• Data shown:
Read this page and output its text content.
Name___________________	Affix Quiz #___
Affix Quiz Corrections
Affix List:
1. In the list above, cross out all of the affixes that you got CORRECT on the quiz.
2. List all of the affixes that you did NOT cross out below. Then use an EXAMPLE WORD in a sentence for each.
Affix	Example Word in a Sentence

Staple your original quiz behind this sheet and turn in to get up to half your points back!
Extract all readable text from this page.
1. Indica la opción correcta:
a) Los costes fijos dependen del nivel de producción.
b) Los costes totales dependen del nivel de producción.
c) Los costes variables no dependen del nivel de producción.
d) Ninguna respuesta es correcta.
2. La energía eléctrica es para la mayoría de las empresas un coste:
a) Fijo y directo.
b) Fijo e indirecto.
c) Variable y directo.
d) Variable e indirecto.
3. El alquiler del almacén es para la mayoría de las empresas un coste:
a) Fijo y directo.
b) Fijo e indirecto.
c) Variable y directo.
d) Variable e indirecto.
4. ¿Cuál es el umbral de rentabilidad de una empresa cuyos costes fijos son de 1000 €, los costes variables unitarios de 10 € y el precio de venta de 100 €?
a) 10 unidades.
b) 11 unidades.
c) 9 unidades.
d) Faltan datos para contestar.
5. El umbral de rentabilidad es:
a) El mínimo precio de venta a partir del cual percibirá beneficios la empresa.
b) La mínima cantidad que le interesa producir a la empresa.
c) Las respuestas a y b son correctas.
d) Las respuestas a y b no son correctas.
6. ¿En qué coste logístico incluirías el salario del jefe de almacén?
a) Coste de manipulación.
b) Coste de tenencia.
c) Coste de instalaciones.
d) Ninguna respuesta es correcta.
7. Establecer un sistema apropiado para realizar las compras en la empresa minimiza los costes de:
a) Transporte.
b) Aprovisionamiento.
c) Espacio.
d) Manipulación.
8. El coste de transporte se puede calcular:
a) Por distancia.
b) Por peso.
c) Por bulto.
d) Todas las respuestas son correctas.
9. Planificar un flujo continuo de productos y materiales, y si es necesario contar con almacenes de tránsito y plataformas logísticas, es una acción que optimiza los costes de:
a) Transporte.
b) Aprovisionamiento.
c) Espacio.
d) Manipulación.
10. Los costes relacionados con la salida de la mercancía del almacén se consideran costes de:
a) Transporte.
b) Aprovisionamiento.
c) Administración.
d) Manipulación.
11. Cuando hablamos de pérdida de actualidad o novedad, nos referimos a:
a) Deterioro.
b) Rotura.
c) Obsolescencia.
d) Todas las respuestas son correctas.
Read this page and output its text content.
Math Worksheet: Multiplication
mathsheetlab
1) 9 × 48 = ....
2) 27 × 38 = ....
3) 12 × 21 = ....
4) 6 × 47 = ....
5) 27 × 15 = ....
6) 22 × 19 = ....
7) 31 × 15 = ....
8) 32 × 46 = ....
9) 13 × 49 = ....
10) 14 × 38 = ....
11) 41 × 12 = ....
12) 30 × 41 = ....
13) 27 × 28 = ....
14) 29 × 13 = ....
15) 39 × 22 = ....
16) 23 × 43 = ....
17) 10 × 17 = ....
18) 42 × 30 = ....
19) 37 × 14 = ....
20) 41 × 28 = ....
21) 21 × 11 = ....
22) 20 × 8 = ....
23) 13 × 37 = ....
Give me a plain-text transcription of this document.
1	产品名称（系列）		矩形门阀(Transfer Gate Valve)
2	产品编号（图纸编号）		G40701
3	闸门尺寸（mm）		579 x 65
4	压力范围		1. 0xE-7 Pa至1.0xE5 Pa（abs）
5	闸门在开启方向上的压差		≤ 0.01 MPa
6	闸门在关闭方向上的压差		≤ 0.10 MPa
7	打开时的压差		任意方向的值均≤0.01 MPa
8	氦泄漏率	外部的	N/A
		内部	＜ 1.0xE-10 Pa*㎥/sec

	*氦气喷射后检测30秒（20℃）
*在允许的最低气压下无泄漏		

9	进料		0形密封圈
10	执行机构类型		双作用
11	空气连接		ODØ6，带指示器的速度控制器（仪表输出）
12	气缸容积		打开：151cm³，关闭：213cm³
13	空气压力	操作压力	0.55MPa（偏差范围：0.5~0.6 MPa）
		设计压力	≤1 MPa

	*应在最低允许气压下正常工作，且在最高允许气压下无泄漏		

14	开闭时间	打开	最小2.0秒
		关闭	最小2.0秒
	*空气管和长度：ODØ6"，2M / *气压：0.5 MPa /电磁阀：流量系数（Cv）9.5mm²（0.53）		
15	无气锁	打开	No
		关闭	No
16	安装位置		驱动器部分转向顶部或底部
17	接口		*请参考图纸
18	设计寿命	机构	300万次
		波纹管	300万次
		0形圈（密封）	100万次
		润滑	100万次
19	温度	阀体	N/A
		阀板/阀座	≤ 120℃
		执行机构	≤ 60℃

• Goal:
Every record above needs to be repeated word for word.

• Completed exercise:
Read this page and output its text content.
Name___________________	Affix Quiz #___
Affix Quiz Corrections
Affix List:
1. In the list above, cross out all of the affixes that you got CORRECT on the quiz.
2. List all of the affixes that you did NOT cross out below. Then use an EXAMPLE WORD in a sentence for each.
Affix	Example Word in a Sentence

Staple your original quiz behind this sheet and turn in to get up to half your points back!
Extract all readable text from this page.
1. Indica la opción correcta:
a) Los costes fijos dependen del nivel de producción.
b) Los costes totales dependen del nivel de producción.
c) Los costes variables no dependen del nivel de producción.
d) Ninguna respuesta es correcta.
2. La energía eléctrica es para la mayoría de las empresas un coste:
a) Fijo y directo.
b) Fijo e indirecto.
c) Variable y directo.
d) Variable e indirecto.
3. El alquiler del almacén es para la mayoría de las empresas un coste:
a) Fijo y directo.
b) Fijo e indirecto.
c) Variable y directo.
d) Variable e indirecto.
4. ¿Cuál es el umbral de rentabilidad de una empresa cuyos costes fijos son de 1000 €, los costes variables unitarios de 10 € y el precio de venta de 100 €?
a) 10 unidades.
b) 11 unidades.
c) 9 unidades.
d) Faltan datos para contestar.
5. El umbral de rentabilidad es:
a) El mínimo precio de venta a partir del cual percibirá beneficios la empresa.
b) La mínima cantidad que le interesa producir a la empresa.
c) Las respuestas a y b son correctas.
d) Las respuestas a y b no son correctas.
6. ¿En qué coste logístico incluirías el salario del jefe de almacén?
a) Coste de manipulación.
b) Coste de tenencia.
c) Coste de instalaciones.
d) Ninguna respuesta es correcta.
7. Establecer un sistema apropiado para realizar las compras en la empresa minimiza los costes de:
a) Transporte.
b) Aprovisionamiento.
c) Espacio.
d) Manipulación.
8. El coste de transporte se puede calcular:
a) Por distancia.
b) Por peso.
c) Por bulto.
d) Todas las respuestas son correctas.
9. Planificar un flujo continuo de productos y materiales, y si es necesario contar con almacenes de tránsito y plataformas logísticas, es una acción que optimiza los costes de:
a) Transporte.
b) Aprovisionamiento.
c) Espacio.
d) Manipulación.
10. Los costes relacionados con la salida de la mercancía del almacén se consideran costes de:
a) Transporte.
b) Aprovisionamiento.
c) Administración.
d) Manipulación.
11. Cuando hablamos de pérdida de actualidad o novedad, nos referimos a:
a) Deterioro.
b) Rotura.
c) Obsolescencia.
d) Todas las respuestas son correctas.
Read this page and output its text content.
Math Worksheet: Multiplication
mathsheetlab
1) 9 × 48 = ....
2) 27 × 38 = ....
3) 12 × 21 = ....
4) 6 × 47 = ....
5) 27 × 15 = ....
6) 22 × 19 = ....
7) 31 × 15 = ....
8) 32 × 46 = ....
9) 13 × 49 = ....
10) 14 × 38 = ....
11) 41 × 12 = ....
12) 30 × 41 = ....
13) 27 × 28 = ....
14) 29 × 13 = ....
15) 39 × 22 = ....
16) 23 × 43 = ....
17) 10 × 17 = ....
18) 42 × 30 = ....
19) 37 × 14 = ....
20) 41 × 28 = ....
21) 21 × 11 = ....
22) 20 × 8 = ....
23) 13 × 37 = ....
Give me a plain-text transcription of this document.
1	产品名称（系列）		矩形门阀(Transfer Gate Valve)
2	产品编号（图纸编号）		G40701
3	闸门尺寸（mm）		579 x 65
4	压力范围		1. 0xE-7 Pa至1.0xE5 Pa（abs）
5	闸门在开启方向上的压差		≤ 0.01 MPa
6	闸门在关闭方向上的压差		≤ 0.10 MPa
7	打开时的压差		任意方向的值均≤0.01 MPa
8	氦泄漏率	外部的	N/A
		内部	＜ 1.0xE-10 Pa*㎥/sec

	*氦气喷射后检测30秒（20℃）
*在允许的最低气压下无泄漏		

9	进料		0形密封圈
10	执行机构类型		双作用
11	空气连接		ODØ6，带指示器的速度控制器（仪表输出）
12	气缸容积		打开：151cm³，关闭：213cm³
13	空气压力	操作压力	0.55MPa（偏差范围：0.5~0.6 MPa）
		设计压力	≤1 MPa

	*应在最低允许气压下正常工作，且在最高允许气压下无泄漏		

14	开闭时间	打开	最小2.0秒
		关闭	最小2.0秒
	*空气管和长度：ODØ6"，2M / *气压：0.5 MPa /电磁阀：流量系数（Cv）9.5mm²（0.53）		
15	无气锁	打开	No
		关闭	No
16	安装位置		驱动器部分转向顶部或底部
17	接口		*请参考图纸
18	设计寿命	机构	300万次
		波纹管	300万次
		0形圈（密封）	100万次
		润滑	100万次
19	温度	阀体	N/A
		阀板/阀座	≤ 120℃
		执行机构	≤ 60℃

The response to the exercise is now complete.